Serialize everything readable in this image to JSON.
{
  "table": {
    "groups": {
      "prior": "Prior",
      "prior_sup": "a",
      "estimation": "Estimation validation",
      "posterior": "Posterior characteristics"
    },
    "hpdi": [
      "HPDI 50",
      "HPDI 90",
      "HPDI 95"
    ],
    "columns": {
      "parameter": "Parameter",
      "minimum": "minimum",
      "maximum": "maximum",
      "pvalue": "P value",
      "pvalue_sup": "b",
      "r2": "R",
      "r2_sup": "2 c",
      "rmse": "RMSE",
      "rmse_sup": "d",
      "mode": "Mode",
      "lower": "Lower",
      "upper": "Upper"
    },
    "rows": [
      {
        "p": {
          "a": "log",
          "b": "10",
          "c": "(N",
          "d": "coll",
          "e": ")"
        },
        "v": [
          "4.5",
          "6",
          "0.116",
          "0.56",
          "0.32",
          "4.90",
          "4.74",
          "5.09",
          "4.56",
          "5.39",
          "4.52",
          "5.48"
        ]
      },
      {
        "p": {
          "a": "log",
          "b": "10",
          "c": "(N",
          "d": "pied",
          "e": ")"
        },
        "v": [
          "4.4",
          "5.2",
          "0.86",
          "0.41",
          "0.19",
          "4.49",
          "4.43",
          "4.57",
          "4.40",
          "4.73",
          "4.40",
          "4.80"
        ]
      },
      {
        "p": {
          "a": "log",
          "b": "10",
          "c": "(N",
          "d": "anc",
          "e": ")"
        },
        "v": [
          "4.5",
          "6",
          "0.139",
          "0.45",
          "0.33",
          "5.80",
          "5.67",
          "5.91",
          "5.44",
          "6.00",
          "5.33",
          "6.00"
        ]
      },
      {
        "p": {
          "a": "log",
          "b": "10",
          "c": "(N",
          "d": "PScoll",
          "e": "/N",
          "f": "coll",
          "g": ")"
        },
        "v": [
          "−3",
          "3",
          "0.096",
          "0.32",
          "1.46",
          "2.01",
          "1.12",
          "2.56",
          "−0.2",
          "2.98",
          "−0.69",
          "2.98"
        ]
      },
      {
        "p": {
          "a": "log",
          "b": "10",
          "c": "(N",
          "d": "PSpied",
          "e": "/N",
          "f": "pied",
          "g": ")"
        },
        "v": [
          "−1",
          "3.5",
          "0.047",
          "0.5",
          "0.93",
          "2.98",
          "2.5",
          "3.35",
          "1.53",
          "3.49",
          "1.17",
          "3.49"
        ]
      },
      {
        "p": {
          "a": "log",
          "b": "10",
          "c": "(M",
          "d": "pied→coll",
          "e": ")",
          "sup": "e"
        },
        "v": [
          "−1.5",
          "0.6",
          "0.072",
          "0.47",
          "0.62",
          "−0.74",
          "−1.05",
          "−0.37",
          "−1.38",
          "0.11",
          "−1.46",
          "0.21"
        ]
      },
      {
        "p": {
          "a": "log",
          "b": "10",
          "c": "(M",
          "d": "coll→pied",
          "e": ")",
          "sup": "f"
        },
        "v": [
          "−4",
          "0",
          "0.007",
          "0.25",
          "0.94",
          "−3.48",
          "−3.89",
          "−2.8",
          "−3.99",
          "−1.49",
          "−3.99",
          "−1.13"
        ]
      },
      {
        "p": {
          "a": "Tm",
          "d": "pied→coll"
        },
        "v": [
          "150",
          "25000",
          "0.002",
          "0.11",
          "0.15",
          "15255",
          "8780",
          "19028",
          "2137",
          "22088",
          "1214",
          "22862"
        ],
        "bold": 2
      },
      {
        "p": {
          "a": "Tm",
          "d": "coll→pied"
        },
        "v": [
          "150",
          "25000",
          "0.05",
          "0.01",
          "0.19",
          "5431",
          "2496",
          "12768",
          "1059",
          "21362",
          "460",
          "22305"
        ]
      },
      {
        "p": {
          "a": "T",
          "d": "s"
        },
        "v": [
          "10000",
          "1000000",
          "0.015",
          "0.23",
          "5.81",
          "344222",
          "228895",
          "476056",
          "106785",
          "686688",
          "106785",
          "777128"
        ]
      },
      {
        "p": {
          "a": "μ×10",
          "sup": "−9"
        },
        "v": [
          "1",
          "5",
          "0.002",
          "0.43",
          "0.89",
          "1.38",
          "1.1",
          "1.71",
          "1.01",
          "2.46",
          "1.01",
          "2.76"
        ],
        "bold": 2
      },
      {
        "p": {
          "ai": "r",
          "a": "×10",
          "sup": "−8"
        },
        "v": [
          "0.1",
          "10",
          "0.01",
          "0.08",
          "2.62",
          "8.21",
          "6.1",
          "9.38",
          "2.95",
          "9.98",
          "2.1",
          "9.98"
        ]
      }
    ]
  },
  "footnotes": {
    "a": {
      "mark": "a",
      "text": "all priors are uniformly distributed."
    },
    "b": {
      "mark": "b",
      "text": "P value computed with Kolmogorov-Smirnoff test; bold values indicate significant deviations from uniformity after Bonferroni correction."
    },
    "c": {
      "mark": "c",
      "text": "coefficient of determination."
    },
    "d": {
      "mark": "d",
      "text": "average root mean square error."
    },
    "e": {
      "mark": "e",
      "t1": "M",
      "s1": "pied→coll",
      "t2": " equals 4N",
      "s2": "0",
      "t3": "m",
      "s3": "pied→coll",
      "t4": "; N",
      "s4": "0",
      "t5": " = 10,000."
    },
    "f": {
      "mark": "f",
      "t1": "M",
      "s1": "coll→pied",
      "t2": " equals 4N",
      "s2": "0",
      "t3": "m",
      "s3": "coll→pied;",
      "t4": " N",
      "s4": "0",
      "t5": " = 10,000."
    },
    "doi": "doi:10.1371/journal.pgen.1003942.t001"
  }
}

----

*What is required*
Report the number of lines in the entries above that include the word "mark" and add nothing to it.

*Problem solution*
6